[Stored data]
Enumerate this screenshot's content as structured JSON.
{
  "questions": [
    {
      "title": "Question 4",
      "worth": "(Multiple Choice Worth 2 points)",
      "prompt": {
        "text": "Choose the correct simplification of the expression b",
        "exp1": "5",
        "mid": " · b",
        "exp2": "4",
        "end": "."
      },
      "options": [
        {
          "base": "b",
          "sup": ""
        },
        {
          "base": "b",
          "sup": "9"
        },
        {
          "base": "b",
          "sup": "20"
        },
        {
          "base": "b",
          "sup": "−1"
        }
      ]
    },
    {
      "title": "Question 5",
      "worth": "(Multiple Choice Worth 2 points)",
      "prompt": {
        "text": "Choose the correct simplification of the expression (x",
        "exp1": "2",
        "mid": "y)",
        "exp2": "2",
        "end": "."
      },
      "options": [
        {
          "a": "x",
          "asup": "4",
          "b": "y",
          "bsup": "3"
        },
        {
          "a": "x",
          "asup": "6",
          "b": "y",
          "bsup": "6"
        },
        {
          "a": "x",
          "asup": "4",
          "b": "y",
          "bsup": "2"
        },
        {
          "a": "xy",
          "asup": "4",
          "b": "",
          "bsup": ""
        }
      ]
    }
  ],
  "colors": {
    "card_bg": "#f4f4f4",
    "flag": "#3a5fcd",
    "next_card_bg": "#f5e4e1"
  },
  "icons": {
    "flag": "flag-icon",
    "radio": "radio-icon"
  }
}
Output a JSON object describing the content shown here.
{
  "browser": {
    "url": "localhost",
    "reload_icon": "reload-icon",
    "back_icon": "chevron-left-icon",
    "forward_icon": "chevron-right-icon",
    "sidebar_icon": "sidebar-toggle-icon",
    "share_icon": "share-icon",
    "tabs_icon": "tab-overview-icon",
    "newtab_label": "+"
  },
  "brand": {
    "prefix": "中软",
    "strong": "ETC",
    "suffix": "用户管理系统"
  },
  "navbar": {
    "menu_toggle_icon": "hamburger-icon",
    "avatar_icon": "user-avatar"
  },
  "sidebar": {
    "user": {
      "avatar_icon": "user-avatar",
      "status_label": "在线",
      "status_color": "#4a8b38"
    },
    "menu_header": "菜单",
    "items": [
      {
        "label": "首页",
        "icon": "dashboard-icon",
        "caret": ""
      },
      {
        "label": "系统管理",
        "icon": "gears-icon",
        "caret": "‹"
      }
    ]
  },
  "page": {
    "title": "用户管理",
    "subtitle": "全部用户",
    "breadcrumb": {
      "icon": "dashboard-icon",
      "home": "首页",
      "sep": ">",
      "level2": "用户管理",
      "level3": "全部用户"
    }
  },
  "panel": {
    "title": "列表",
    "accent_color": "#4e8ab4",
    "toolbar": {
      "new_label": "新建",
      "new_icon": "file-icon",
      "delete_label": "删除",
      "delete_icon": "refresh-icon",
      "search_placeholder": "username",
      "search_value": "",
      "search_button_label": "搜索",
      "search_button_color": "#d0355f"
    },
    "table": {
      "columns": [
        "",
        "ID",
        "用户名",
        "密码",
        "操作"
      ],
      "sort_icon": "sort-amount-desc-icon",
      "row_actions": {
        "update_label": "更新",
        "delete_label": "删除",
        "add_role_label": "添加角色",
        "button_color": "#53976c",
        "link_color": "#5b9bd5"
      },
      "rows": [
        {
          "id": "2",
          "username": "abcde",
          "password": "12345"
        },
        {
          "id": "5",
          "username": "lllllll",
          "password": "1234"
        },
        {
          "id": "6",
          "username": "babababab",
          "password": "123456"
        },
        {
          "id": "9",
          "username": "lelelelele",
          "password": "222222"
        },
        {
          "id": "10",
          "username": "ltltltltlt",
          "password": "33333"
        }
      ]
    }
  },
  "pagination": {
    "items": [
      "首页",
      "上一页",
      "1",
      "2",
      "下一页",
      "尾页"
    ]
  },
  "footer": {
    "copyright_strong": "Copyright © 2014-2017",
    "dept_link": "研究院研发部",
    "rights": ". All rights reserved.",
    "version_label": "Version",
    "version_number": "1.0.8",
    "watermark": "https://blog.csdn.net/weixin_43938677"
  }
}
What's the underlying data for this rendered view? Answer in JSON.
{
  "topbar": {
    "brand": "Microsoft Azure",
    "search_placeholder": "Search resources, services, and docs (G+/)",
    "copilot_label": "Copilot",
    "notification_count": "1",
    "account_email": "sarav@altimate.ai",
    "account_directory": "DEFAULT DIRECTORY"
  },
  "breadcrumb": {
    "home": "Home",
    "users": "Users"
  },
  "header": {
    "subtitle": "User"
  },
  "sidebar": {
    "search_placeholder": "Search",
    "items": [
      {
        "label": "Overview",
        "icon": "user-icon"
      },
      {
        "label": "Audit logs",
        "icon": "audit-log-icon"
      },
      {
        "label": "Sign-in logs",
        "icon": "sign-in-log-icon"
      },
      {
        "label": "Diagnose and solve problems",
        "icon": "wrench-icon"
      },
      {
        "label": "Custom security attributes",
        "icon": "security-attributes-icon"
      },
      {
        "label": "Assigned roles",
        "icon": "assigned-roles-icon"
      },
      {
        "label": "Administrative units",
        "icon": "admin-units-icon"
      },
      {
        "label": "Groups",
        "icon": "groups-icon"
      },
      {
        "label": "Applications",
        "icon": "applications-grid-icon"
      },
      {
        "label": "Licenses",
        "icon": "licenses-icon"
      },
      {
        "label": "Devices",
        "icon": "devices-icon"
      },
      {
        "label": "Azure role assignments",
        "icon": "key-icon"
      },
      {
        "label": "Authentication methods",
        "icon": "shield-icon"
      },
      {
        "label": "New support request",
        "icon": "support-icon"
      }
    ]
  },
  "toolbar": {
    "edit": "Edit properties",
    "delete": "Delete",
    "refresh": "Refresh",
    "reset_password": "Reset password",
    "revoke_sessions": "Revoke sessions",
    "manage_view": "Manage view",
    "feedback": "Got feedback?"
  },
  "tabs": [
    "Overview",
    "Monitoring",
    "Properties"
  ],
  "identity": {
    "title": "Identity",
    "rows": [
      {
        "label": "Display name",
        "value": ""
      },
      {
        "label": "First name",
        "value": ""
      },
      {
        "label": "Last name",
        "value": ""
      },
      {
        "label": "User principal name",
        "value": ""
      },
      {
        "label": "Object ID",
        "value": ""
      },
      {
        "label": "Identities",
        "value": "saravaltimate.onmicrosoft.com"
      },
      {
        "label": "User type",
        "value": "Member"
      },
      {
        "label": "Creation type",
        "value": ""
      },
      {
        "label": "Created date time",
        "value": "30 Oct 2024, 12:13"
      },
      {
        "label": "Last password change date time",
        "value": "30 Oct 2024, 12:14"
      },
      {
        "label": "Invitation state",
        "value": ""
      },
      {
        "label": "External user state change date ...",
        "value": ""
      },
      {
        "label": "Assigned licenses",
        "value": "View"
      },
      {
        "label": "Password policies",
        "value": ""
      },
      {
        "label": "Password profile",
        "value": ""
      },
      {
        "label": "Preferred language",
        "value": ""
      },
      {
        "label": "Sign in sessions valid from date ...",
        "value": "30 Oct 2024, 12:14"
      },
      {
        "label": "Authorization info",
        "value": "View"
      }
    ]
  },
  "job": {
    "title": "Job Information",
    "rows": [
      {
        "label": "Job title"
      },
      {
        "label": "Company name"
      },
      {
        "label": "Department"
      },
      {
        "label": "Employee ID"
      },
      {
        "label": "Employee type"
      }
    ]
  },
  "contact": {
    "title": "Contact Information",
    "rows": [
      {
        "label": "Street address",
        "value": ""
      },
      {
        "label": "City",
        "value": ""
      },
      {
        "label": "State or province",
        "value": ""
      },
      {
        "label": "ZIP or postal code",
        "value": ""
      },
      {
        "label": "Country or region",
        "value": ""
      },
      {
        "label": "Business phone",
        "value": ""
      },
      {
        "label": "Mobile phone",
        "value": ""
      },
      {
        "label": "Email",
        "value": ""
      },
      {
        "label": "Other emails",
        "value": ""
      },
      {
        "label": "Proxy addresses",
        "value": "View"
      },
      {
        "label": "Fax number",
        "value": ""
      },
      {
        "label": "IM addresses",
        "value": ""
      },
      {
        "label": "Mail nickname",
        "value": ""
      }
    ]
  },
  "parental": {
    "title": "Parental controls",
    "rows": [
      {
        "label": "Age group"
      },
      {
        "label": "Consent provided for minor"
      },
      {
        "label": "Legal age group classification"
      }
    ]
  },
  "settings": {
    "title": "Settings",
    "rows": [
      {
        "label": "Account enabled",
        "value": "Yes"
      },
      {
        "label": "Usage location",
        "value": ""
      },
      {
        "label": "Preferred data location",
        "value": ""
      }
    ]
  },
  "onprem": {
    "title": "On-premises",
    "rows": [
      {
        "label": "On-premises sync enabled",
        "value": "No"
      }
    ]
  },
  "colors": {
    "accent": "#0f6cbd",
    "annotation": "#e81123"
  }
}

= PROBLEM DESCRIPTION =
Extract every line above that contains the word "time".

= WRITTEN SOLUTION =
        "label": "Created date time",
        "label": "Last password change date time",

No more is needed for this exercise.